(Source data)
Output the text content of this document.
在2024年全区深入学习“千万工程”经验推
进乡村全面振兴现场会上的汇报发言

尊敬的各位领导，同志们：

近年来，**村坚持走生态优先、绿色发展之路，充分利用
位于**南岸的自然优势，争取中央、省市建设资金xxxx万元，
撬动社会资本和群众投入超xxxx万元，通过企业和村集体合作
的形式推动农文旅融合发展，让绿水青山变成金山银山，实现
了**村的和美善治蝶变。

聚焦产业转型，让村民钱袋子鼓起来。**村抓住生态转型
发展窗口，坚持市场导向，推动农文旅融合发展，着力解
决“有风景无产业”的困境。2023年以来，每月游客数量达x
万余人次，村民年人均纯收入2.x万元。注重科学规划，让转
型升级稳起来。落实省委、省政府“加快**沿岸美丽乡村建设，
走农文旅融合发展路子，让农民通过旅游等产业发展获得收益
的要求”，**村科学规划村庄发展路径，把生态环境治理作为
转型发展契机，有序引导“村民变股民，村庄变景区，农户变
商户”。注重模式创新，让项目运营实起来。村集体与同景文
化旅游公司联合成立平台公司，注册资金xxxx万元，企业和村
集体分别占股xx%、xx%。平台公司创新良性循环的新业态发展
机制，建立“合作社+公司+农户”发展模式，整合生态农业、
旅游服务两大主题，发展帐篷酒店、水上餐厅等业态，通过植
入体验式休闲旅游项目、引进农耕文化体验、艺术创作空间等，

Exercise task:
Repeat the material above in full, keeping every word.

Complete answer:
Output the text content of this document.
在2024年全区深入学习“千万工程”经验推
进乡村全面振兴现场会上的汇报发言

尊敬的各位领导，同志们：

近年来，**村坚持走生态优先、绿色发展之路，充分利用
位于**南岸的自然优势，争取中央、省市建设资金xxxx万元，
撬动社会资本和群众投入超xxxx万元，通过企业和村集体合作
的形式推动农文旅融合发展，让绿水青山变成金山银山，实现
了**村的和美善治蝶变。

聚焦产业转型，让村民钱袋子鼓起来。**村抓住生态转型
发展窗口，坚持市场导向，推动农文旅融合发展，着力解
决“有风景无产业”的困境。2023年以来，每月游客数量达x
万余人次，村民年人均纯收入2.x万元。注重科学规划，让转
型升级稳起来。落实省委、省政府“加快**沿岸美丽乡村建设，
走农文旅融合发展路子，让农民通过旅游等产业发展获得收益
的要求”，**村科学规划村庄发展路径，把生态环境治理作为
转型发展契机，有序引导“村民变股民，村庄变景区，农户变
商户”。注重模式创新，让项目运营实起来。村集体与同景文
化旅游公司联合成立平台公司，注册资金xxxx万元，企业和村
集体分别占股xx%、xx%。平台公司创新良性循环的新业态发展
机制，建立“合作社+公司+农户”发展模式，整合生态农业、
旅游服务两大主题，发展帐篷酒店、水上餐厅等业态，通过植
入体验式休闲旅游项目、引进农耕文化体验、艺术创作空间等，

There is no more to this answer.